▶ [Given problem] Give the number of lines that contain the string "Each", please, and nothing else.

[START Dataset records]

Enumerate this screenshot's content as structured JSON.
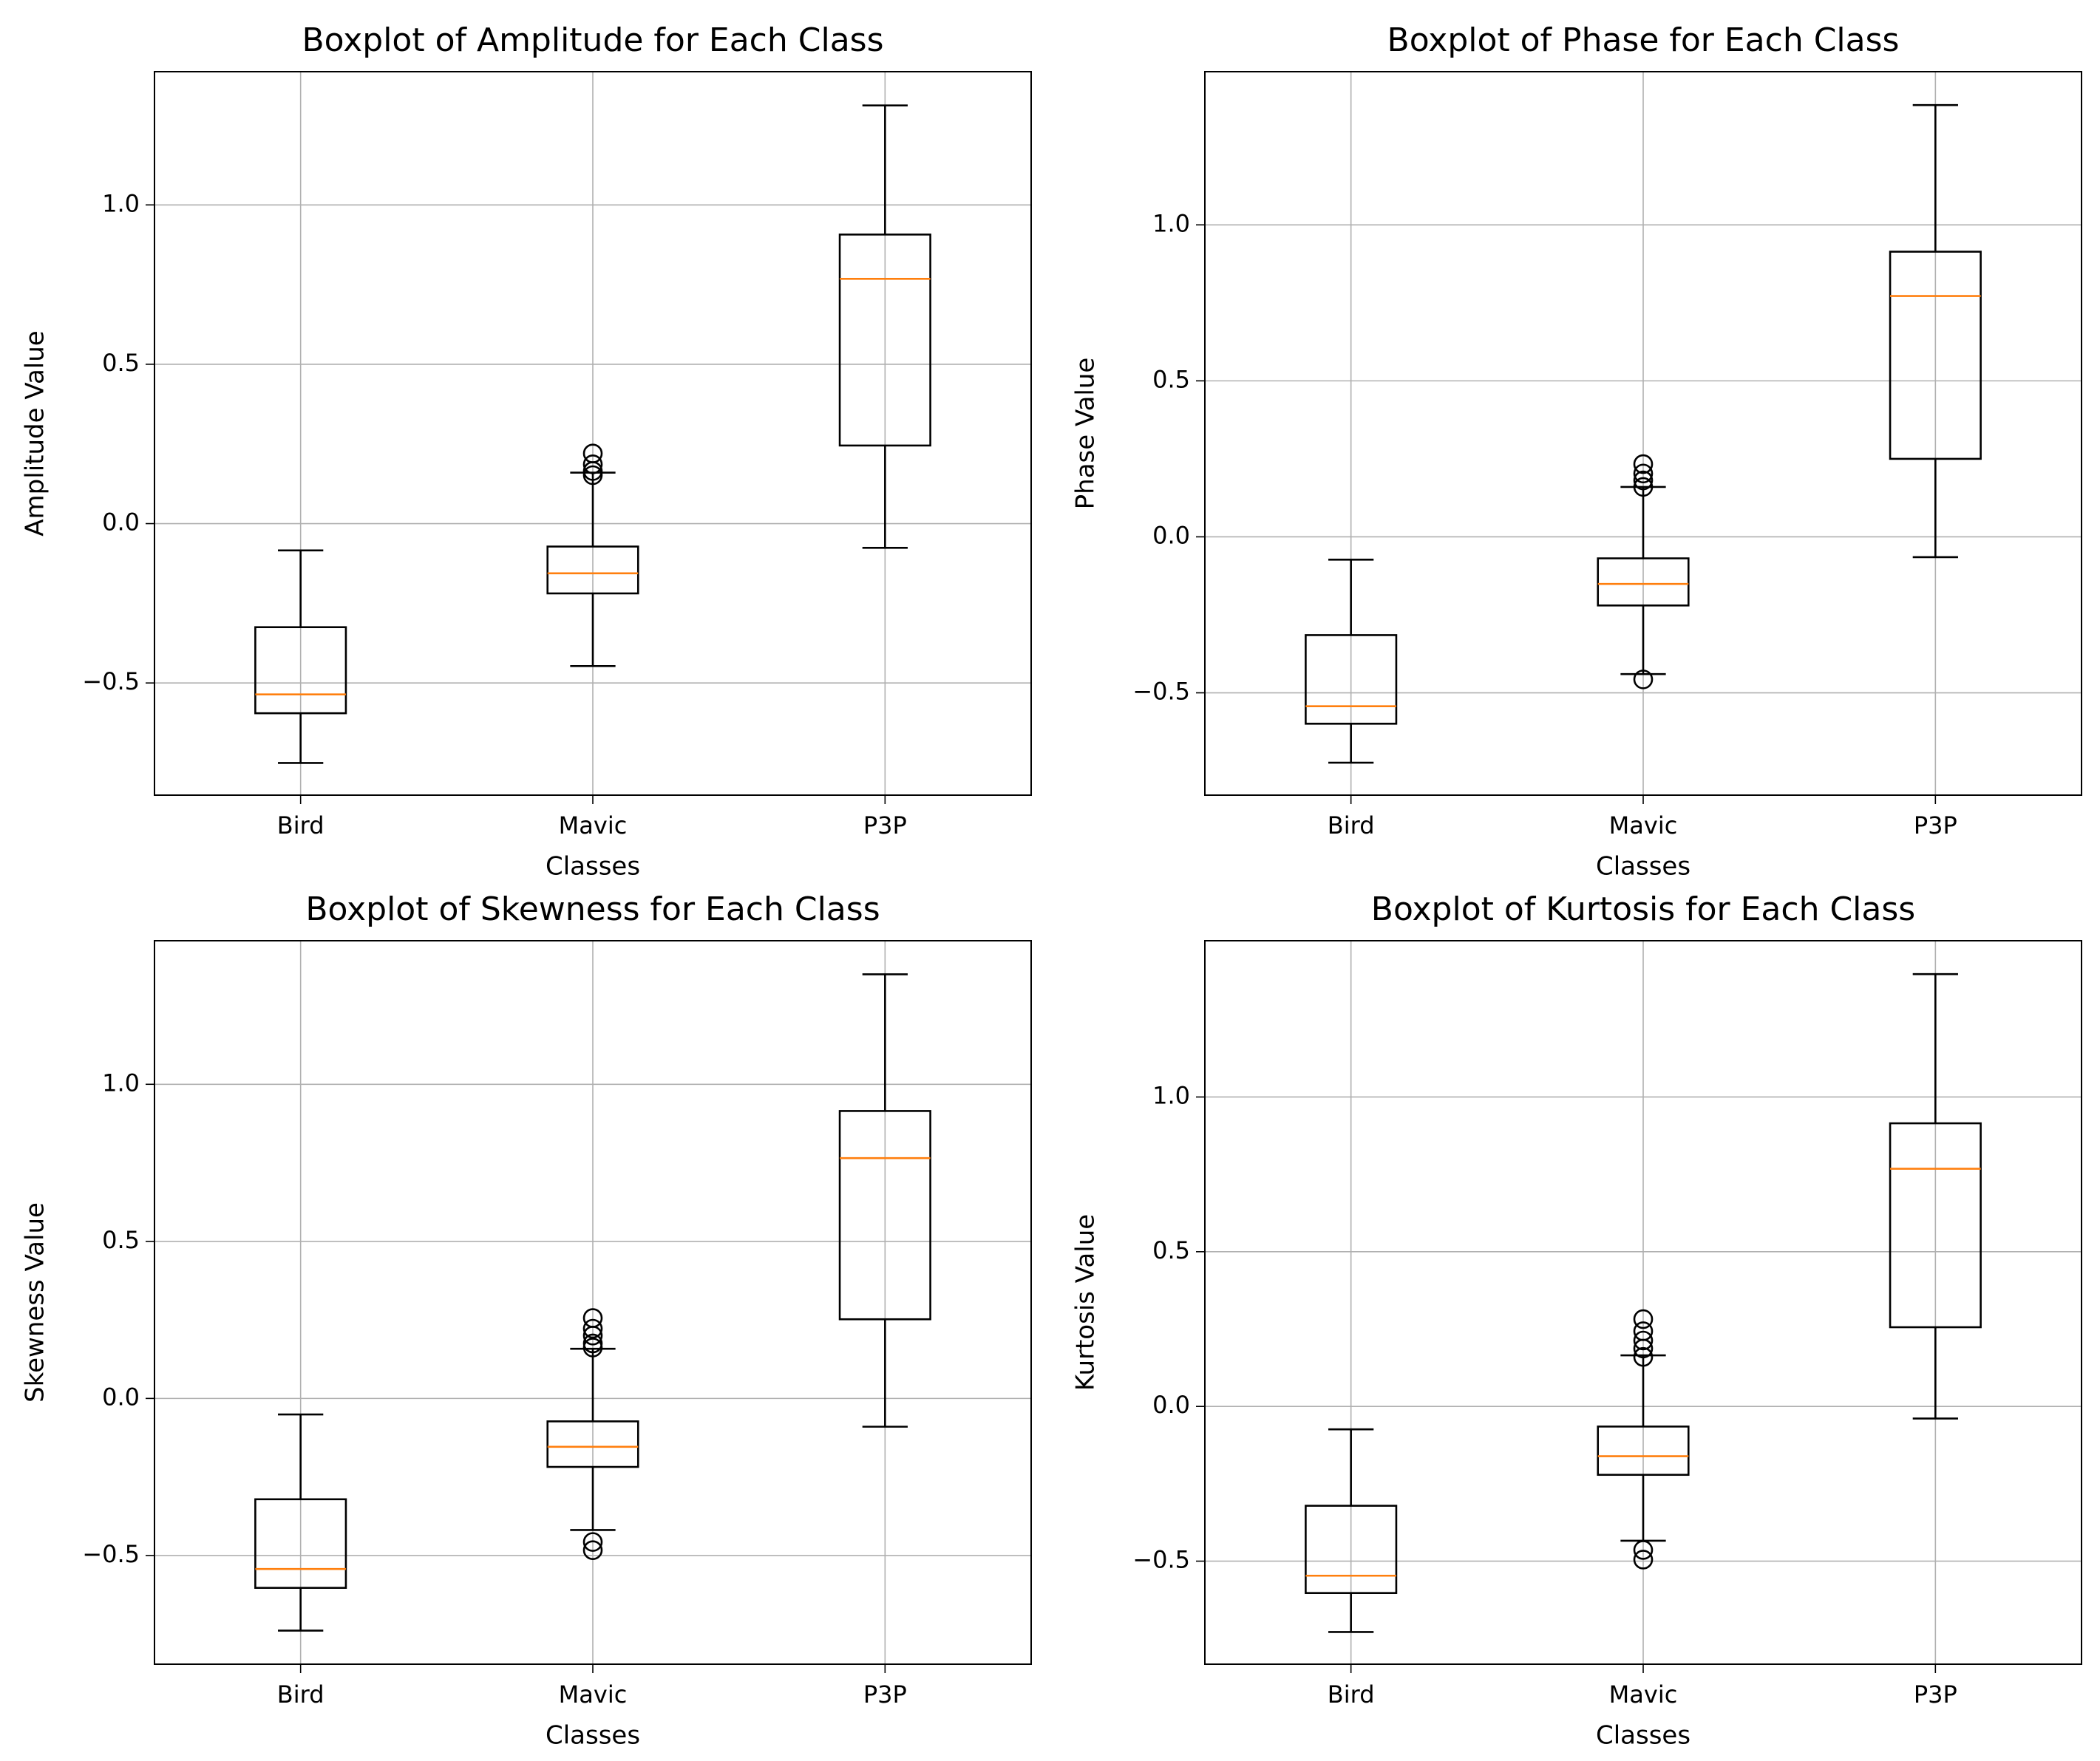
{
  "chart_data": [
    {
      "type": "box",
      "title": "Boxplot of Amplitude for Each Class",
      "x_label": "Classes",
      "y_label": "Amplitude Value",
      "categories": [
        "Bird",
        "Mavic",
        "P3P"
      ],
      "boxes": [
        {
          "whisker_low": -0.751,
          "q1": -0.595,
          "median": -0.536,
          "q3": -0.325,
          "whisker_high": -0.084,
          "outliers": []
        },
        {
          "whisker_low": -0.447,
          "q1": -0.219,
          "median": -0.156,
          "q3": -0.072,
          "whisker_high": 0.16,
          "outliers": [
            0.22,
            0.186,
            0.165,
            0.152
          ]
        },
        {
          "whisker_low": -0.076,
          "q1": 0.245,
          "median": 0.768,
          "q3": 0.907,
          "whisker_high": 1.312,
          "outliers": []
        }
      ],
      "ylim": [
        -0.852,
        1.418
      ],
      "yticks": [
        {
          "value": -0.5,
          "label": "−0.5"
        },
        {
          "value": 0,
          "label": "0.0"
        },
        0.5,
        {
          "value": 1,
          "label": "1.0"
        }
      ],
      "grid": true,
      "box_color": "#000000",
      "median_color": "#ff7f0e"
    },
    {
      "type": "box",
      "title": "Boxplot of Phase for Each Class",
      "x_label": "Classes",
      "y_label": "Phase Value",
      "categories": [
        "Bird",
        "Mavic",
        "P3P"
      ],
      "boxes": [
        {
          "whisker_low": -0.724,
          "q1": -0.599,
          "median": -0.543,
          "q3": -0.315,
          "whisker_high": -0.073,
          "outliers": []
        },
        {
          "whisker_low": -0.44,
          "q1": -0.22,
          "median": -0.151,
          "q3": -0.069,
          "whisker_high": 0.16,
          "outliers": [
            0.233,
            0.203,
            0.181,
            0.16,
            -0.457
          ]
        },
        {
          "whisker_low": -0.065,
          "q1": 0.25,
          "median": 0.772,
          "q3": 0.914,
          "whisker_high": 1.384,
          "outliers": []
        }
      ],
      "ylim": [
        -0.828,
        1.491
      ],
      "yticks": [
        {
          "value": -0.5,
          "label": "−0.5"
        },
        {
          "value": 0,
          "label": "0.0"
        },
        0.5,
        {
          "value": 1,
          "label": "1.0"
        }
      ],
      "grid": true,
      "box_color": "#000000",
      "median_color": "#ff7f0e"
    },
    {
      "type": "box",
      "title": "Boxplot of Skewness for Each Class",
      "x_label": "Classes",
      "y_label": "Skewness Value",
      "categories": [
        "Bird",
        "Mavic",
        "P3P"
      ],
      "boxes": [
        {
          "whisker_low": -0.739,
          "q1": -0.603,
          "median": -0.543,
          "q3": -0.321,
          "whisker_high": -0.051,
          "outliers": []
        },
        {
          "whisker_low": -0.419,
          "q1": -0.218,
          "median": -0.154,
          "q3": -0.073,
          "whisker_high": 0.158,
          "outliers": [
            0.256,
            0.222,
            0.2,
            0.175,
            0.162,
            -0.457,
            -0.483
          ]
        },
        {
          "whisker_low": -0.09,
          "q1": 0.252,
          "median": 0.765,
          "q3": 0.915,
          "whisker_high": 1.35,
          "outliers": []
        }
      ],
      "ylim": [
        -0.846,
        1.457
      ],
      "yticks": [
        {
          "value": -0.5,
          "label": "−0.5"
        },
        {
          "value": 0,
          "label": "0.0"
        },
        0.5,
        {
          "value": 1,
          "label": "1.0"
        }
      ],
      "grid": true,
      "box_color": "#000000",
      "median_color": "#ff7f0e"
    },
    {
      "type": "box",
      "title": "Boxplot of Kurtosis for Each Class",
      "x_label": "Classes",
      "y_label": "Kurtosis Value",
      "categories": [
        "Bird",
        "Mavic",
        "P3P"
      ],
      "boxes": [
        {
          "whisker_low": -0.729,
          "q1": -0.603,
          "median": -0.547,
          "q3": -0.321,
          "whisker_high": -0.074,
          "outliers": []
        },
        {
          "whisker_low": -0.434,
          "q1": -0.221,
          "median": -0.161,
          "q3": -0.065,
          "whisker_high": 0.165,
          "outliers": [
            0.282,
            0.243,
            0.213,
            0.187,
            0.16,
            -0.464,
            -0.495
          ]
        },
        {
          "whisker_low": -0.039,
          "q1": 0.256,
          "median": 0.768,
          "q3": 0.915,
          "whisker_high": 1.397,
          "outliers": []
        }
      ],
      "ylim": [
        -0.833,
        1.505
      ],
      "yticks": [
        {
          "value": -0.5,
          "label": "−0.5"
        },
        {
          "value": 0,
          "label": "0.0"
        },
        0.5,
        {
          "value": 1,
          "label": "1.0"
        }
      ],
      "grid": true,
      "box_color": "#000000",
      "median_color": "#ff7f0e"
    }
  ]
}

[END Dataset records]

▶ [Written response] 4